Check each line of the records below and collect those holding "объектілеріне".

Records from a dataset
——————————

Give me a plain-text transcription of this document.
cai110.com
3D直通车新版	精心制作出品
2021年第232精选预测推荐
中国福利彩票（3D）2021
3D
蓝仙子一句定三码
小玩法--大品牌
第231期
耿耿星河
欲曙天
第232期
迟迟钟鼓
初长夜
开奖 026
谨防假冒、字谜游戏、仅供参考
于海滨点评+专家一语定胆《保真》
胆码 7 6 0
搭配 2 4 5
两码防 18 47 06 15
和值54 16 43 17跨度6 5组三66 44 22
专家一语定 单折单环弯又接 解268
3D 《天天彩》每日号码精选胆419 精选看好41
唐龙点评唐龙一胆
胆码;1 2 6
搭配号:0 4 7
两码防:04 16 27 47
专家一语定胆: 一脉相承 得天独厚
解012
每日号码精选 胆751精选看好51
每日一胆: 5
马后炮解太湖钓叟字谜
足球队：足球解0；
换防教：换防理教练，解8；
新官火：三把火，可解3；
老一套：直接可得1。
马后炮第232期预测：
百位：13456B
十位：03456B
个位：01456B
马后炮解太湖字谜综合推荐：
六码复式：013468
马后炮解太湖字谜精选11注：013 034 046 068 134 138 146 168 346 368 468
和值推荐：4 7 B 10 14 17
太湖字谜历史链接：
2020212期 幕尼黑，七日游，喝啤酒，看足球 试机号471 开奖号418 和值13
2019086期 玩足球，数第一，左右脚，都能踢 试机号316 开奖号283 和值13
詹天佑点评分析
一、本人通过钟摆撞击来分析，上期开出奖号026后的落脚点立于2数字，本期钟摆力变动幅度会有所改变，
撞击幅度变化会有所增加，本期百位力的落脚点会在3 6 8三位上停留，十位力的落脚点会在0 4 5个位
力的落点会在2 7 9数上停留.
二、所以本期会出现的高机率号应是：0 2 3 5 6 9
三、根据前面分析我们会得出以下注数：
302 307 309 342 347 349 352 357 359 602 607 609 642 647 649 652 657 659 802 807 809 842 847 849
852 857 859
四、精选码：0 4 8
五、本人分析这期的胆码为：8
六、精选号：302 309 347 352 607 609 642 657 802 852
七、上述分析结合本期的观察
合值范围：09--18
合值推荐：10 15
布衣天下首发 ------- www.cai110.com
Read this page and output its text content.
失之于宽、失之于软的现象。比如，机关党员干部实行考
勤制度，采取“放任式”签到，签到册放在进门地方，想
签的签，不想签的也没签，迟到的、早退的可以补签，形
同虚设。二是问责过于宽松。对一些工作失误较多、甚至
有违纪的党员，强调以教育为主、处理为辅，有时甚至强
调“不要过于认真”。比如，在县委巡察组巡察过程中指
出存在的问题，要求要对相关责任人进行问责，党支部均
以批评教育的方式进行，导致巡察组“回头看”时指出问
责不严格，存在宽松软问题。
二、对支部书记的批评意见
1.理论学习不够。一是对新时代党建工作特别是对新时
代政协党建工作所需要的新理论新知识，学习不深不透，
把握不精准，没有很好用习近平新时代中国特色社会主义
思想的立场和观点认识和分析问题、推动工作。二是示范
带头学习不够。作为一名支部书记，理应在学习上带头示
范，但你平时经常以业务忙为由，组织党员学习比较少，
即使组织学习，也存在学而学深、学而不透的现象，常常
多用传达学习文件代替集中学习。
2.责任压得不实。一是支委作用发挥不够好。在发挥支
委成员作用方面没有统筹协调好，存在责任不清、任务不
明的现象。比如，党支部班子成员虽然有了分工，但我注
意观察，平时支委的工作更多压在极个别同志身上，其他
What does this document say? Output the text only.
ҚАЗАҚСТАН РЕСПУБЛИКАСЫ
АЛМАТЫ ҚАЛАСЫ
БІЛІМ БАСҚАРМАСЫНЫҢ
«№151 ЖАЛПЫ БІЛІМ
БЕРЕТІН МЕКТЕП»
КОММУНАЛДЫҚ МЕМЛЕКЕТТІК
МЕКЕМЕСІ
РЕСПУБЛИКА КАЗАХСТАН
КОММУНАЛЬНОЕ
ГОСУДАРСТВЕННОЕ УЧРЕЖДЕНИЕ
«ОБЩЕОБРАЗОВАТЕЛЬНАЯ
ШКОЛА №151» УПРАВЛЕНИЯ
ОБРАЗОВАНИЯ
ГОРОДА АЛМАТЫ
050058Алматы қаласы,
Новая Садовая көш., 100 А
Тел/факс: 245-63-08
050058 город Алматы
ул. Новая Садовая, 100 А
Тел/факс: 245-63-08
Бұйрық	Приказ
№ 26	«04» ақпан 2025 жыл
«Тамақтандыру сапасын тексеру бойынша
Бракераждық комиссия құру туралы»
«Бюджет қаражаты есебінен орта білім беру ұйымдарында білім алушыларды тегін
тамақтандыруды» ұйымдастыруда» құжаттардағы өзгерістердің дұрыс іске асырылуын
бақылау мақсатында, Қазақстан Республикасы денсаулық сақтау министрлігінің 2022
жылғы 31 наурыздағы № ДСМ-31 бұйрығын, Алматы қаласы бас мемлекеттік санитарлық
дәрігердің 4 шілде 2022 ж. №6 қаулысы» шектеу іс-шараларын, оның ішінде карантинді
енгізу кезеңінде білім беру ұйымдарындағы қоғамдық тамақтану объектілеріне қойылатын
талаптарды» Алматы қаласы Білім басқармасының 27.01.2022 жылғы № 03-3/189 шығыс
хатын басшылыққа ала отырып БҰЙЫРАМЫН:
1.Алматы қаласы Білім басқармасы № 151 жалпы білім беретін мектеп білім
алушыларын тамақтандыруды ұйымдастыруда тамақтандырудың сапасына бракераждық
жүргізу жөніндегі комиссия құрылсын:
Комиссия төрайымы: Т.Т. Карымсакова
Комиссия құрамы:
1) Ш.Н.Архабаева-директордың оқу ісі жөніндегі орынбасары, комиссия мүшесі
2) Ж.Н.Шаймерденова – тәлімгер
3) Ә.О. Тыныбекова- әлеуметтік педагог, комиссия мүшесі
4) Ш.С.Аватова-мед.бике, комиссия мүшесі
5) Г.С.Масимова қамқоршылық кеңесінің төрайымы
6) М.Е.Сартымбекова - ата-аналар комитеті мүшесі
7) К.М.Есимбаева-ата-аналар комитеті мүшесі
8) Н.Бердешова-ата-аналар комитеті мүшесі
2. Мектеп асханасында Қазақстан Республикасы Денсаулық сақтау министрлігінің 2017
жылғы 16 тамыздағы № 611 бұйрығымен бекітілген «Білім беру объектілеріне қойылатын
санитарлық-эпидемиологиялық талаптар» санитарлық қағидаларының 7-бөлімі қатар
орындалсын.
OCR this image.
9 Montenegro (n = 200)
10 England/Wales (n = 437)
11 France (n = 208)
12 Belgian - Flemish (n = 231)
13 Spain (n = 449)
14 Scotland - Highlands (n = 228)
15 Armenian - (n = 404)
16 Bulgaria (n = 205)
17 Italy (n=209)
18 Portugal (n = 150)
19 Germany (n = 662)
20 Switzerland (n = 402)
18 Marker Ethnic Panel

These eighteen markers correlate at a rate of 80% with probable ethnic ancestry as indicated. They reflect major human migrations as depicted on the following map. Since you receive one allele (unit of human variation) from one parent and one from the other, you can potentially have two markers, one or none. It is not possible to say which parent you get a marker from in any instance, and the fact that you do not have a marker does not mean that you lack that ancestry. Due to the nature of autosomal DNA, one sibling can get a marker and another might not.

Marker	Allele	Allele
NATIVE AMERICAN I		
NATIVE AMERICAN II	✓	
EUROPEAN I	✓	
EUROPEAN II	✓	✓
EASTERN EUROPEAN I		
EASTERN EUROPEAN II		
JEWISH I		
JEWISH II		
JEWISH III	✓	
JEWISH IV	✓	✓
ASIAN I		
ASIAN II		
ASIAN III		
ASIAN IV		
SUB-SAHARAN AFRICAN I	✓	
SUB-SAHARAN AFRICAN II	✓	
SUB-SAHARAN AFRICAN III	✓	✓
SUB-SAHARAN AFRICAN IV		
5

——————————

- Task answer -
енгізу кезеңінде білім беру ұйымдарындағы қоғамдық тамақтану объектілеріне қойылатын
жылғы 16 тамыздағы № 611 бұйрығымен бекітілген «Білім беру объектілеріне қойылатын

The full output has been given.